#### [WORK REQUIRED]
Transcribe every line of the listing below without any deviation.

(Collected data)
◇ ◇ ◇ ◇ ◇ ◇ ◇

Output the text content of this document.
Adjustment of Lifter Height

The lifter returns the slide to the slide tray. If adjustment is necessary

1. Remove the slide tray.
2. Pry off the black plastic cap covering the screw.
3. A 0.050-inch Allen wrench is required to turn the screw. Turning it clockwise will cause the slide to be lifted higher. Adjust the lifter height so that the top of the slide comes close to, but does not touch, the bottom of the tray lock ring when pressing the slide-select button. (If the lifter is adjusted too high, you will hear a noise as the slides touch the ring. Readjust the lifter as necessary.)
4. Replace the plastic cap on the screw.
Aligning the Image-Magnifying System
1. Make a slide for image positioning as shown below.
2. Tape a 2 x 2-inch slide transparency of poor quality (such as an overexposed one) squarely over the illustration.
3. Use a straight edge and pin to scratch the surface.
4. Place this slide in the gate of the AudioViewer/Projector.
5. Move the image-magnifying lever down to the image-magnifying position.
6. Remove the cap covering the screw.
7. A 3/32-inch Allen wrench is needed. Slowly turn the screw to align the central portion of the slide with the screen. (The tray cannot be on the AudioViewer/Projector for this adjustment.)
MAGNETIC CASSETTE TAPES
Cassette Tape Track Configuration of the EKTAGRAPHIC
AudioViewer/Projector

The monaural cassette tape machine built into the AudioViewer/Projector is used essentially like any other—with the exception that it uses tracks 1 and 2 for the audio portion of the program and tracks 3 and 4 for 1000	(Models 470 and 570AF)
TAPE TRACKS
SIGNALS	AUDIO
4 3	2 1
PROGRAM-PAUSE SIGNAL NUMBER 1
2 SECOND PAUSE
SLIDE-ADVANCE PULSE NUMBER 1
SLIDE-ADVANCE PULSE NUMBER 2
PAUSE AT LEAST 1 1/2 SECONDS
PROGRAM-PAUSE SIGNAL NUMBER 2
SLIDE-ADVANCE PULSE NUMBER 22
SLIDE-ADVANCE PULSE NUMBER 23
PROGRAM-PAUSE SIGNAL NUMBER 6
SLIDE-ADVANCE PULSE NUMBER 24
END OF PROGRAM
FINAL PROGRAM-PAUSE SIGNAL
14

◇ ◇ ◇ ◇ ◇ ◇ ◇

#### [ANSWER TO THE PROBLEM]
Output the text content of this document.
Adjustment of Lifter Height

The lifter returns the slide to the slide tray. If adjustment is necessary

1. Remove the slide tray.
2. Pry off the black plastic cap covering the screw.
3. A 0.050-inch Allen wrench is required to turn the screw. Turning it clockwise will cause the slide to be lifted higher. Adjust the lifter height so that the top of the slide comes close to, but does not touch, the bottom of the tray lock ring when pressing the slide-select button. (If the lifter is adjusted too high, you will hear a noise as the slides touch the ring. Readjust the lifter as necessary.)
4. Replace the plastic cap on the screw.
Aligning the Image-Magnifying System
1. Make a slide for image positioning as shown below.
2. Tape a 2 x 2-inch slide transparency of poor quality (such as an overexposed one) squarely over the illustration.
3. Use a straight edge and pin to scratch the surface.
4. Place this slide in the gate of the AudioViewer/Projector.
5. Move the image-magnifying lever down to the image-magnifying position.
6. Remove the cap covering the screw.
7. A 3/32-inch Allen wrench is needed. Slowly turn the screw to align the central portion of the slide with the screen. (The tray cannot be on the AudioViewer/Projector for this adjustment.)
MAGNETIC CASSETTE TAPES
Cassette Tape Track Configuration of the EKTAGRAPHIC
AudioViewer/Projector

The monaural cassette tape machine built into the AudioViewer/Projector is used essentially like any other—with the exception that it uses tracks 1 and 2 for the audio portion of the program and tracks 3 and 4 for 1000	(Models 470 and 570AF)
TAPE TRACKS
SIGNALS	AUDIO
4 3	2 1
PROGRAM-PAUSE SIGNAL NUMBER 1
2 SECOND PAUSE
SLIDE-ADVANCE PULSE NUMBER 1
SLIDE-ADVANCE PULSE NUMBER 2
PAUSE AT LEAST 1 1/2 SECONDS
PROGRAM-PAUSE SIGNAL NUMBER 2
SLIDE-ADVANCE PULSE NUMBER 22
SLIDE-ADVANCE PULSE NUMBER 23
PROGRAM-PAUSE SIGNAL NUMBER 6
SLIDE-ADVANCE PULSE NUMBER 24
END OF PROGRAM
FINAL PROGRAM-PAUSE SIGNAL
14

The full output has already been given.